▽

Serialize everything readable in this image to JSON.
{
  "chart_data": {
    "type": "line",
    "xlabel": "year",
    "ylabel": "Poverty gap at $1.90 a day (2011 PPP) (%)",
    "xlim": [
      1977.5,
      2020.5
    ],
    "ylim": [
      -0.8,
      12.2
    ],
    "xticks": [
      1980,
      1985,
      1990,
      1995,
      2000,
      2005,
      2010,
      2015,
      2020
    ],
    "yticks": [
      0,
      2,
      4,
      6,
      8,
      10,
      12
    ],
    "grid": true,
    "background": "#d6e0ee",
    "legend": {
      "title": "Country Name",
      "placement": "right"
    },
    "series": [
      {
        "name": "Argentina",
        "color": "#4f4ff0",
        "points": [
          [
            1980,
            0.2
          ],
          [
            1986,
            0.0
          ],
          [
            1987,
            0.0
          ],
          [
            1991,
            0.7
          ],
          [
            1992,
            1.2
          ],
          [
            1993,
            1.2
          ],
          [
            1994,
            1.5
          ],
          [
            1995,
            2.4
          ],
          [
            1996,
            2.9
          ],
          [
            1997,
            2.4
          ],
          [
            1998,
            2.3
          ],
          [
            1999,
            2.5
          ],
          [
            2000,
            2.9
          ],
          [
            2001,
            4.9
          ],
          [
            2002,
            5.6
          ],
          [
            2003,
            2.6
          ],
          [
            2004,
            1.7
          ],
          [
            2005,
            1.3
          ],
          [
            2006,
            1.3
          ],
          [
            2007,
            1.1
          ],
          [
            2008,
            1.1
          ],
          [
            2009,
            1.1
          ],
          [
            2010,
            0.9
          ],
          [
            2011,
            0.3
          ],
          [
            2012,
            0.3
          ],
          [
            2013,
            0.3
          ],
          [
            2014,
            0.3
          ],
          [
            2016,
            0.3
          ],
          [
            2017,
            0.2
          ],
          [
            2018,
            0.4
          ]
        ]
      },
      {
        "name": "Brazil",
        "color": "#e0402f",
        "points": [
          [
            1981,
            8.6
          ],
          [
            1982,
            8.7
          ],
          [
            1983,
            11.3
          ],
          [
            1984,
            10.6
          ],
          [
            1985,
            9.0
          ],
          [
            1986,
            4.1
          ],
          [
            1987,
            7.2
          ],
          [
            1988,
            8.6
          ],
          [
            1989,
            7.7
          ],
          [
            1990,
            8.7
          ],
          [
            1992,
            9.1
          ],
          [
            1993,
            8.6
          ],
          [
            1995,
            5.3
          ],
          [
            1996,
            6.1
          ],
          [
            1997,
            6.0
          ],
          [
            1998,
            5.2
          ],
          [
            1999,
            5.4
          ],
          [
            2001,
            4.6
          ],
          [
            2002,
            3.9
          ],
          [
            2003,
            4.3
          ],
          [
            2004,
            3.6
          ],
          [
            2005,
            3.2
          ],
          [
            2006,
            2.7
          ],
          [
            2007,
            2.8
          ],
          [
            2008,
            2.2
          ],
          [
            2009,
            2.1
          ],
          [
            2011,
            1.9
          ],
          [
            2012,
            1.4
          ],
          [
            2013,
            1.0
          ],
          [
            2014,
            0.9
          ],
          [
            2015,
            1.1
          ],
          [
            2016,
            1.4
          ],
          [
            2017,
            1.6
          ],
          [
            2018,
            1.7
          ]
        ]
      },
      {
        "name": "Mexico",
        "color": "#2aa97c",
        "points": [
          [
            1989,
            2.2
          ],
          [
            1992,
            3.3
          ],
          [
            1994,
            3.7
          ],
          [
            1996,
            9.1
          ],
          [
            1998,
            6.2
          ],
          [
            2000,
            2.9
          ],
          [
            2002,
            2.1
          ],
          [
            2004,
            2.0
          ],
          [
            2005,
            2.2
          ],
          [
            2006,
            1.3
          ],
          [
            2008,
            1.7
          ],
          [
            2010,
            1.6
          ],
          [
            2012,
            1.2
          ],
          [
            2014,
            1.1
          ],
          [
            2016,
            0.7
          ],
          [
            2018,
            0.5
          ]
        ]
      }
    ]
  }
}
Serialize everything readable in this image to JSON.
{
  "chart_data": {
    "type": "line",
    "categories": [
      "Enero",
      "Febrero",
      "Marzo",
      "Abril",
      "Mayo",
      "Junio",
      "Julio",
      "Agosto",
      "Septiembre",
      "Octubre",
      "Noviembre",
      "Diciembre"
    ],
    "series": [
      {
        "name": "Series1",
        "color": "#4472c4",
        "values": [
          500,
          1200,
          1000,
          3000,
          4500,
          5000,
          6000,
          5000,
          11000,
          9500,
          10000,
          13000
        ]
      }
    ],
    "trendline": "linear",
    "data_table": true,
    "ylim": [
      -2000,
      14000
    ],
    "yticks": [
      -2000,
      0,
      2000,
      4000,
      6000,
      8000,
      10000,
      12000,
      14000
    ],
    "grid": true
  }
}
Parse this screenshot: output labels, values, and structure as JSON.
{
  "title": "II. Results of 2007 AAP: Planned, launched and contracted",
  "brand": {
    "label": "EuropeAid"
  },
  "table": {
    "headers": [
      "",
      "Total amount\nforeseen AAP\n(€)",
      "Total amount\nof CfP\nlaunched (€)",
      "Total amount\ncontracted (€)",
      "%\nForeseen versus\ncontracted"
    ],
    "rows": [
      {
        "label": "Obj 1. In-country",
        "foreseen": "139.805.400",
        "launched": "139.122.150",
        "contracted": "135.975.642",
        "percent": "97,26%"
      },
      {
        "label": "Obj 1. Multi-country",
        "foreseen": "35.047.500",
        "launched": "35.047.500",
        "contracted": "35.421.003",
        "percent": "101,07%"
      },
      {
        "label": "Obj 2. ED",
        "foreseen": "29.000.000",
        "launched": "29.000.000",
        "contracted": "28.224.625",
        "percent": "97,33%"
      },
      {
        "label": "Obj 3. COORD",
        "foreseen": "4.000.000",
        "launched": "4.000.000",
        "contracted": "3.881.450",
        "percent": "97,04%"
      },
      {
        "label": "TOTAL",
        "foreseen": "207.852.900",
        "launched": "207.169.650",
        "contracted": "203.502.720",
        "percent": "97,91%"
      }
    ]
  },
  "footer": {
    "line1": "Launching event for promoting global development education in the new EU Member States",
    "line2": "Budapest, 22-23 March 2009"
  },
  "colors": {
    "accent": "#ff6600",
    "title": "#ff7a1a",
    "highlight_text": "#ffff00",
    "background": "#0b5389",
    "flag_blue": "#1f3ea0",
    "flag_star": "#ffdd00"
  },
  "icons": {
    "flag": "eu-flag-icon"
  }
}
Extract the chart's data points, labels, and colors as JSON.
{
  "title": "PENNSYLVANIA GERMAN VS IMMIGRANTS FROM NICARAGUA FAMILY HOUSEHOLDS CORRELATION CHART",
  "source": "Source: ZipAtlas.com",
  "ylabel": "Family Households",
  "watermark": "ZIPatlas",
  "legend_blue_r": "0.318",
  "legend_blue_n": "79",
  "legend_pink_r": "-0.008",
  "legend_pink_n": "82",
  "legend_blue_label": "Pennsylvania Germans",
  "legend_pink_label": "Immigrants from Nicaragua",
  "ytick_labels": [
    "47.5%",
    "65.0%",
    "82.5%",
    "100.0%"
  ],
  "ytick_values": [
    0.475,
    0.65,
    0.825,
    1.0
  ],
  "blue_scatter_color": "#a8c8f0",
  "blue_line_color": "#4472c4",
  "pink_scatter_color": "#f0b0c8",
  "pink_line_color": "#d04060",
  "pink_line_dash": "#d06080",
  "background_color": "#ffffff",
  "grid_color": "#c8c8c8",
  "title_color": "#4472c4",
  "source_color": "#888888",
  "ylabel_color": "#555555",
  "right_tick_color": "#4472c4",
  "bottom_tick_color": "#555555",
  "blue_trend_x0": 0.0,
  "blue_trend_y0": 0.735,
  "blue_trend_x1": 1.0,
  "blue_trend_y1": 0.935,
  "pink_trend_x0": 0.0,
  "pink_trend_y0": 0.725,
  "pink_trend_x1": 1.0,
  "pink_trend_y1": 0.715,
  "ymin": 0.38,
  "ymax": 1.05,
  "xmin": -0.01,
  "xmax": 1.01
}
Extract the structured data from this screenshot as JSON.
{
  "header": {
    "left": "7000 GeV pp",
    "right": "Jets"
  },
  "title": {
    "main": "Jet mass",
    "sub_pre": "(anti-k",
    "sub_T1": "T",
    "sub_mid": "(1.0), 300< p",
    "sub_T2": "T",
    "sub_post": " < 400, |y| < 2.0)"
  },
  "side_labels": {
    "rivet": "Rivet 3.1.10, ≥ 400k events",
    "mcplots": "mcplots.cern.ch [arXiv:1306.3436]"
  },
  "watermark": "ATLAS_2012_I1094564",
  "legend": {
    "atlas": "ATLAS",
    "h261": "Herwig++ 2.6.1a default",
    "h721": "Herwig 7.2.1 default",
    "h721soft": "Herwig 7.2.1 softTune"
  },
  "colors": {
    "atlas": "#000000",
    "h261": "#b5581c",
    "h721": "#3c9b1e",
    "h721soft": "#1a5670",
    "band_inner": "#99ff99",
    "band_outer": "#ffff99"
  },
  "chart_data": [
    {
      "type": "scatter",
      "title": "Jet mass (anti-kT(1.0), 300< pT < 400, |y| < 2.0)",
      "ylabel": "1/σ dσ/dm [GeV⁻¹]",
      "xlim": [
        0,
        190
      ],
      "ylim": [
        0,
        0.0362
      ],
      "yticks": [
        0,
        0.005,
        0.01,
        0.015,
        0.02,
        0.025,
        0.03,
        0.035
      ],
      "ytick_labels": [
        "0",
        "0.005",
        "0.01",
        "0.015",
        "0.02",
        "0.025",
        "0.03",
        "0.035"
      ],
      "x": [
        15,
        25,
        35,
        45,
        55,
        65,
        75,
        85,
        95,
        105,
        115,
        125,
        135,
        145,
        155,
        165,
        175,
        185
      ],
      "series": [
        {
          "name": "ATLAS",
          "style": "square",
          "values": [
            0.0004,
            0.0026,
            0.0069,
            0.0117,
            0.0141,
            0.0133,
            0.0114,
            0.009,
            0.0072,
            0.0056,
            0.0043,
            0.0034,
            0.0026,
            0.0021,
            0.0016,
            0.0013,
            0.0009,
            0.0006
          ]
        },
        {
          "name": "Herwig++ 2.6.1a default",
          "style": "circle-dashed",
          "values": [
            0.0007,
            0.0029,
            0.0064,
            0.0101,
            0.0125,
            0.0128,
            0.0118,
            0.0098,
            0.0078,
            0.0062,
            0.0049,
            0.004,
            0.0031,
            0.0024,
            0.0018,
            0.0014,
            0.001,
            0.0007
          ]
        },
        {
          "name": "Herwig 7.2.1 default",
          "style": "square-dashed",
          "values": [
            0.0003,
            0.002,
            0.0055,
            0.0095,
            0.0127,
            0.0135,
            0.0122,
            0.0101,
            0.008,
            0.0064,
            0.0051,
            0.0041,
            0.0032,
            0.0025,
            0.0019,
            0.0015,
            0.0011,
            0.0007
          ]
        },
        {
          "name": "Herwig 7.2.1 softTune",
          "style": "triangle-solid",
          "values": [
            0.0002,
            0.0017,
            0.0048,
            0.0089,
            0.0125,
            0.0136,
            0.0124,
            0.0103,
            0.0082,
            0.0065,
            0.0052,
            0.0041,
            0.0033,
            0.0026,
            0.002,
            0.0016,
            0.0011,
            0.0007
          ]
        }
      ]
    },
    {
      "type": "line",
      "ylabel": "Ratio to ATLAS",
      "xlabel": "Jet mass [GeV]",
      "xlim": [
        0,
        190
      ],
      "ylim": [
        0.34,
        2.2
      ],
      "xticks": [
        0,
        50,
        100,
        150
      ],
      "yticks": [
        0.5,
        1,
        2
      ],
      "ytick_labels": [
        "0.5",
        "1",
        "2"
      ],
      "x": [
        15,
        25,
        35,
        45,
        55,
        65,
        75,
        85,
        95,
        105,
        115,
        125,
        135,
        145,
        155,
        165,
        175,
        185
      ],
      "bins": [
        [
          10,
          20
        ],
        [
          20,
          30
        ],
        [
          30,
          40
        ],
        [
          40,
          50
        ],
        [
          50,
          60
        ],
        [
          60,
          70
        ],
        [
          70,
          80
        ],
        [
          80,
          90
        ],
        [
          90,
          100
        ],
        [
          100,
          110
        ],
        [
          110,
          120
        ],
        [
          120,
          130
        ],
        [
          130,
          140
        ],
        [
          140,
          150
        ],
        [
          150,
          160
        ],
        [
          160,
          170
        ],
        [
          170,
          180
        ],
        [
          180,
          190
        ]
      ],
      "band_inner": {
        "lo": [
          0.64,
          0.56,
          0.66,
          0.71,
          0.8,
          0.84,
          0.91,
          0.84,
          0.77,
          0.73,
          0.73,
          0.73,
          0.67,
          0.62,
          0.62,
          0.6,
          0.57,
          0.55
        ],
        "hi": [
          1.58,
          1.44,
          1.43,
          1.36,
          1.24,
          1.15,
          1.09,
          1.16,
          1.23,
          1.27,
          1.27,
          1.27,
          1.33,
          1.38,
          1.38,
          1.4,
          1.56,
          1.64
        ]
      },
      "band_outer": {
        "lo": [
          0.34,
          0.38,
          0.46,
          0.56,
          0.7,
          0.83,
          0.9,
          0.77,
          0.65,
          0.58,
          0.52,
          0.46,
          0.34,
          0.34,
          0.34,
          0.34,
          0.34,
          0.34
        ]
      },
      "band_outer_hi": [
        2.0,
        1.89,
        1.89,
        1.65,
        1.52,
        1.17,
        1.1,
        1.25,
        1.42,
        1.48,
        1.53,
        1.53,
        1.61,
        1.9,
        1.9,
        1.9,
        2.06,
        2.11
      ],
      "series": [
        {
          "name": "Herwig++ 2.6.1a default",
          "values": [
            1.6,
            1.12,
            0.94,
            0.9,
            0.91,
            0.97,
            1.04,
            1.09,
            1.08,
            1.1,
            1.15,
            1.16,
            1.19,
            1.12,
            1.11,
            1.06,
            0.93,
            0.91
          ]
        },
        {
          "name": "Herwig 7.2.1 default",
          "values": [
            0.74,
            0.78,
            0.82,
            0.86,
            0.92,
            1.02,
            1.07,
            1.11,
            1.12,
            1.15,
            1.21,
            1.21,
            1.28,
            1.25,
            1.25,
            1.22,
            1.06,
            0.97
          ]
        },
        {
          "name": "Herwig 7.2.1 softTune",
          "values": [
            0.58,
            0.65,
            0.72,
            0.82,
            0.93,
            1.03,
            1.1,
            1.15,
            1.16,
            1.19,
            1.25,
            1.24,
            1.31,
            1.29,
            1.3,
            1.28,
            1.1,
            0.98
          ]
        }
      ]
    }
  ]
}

△

**What you are asked to do**
Identify every line holding the word "amount" and copy it out.

**Answer to the task**
      "Total amount\nforeseen AAP\n(€)",
      "Total amount\nof CfP\nlaunched (€)",
      "Total amount\ncontracted (€)",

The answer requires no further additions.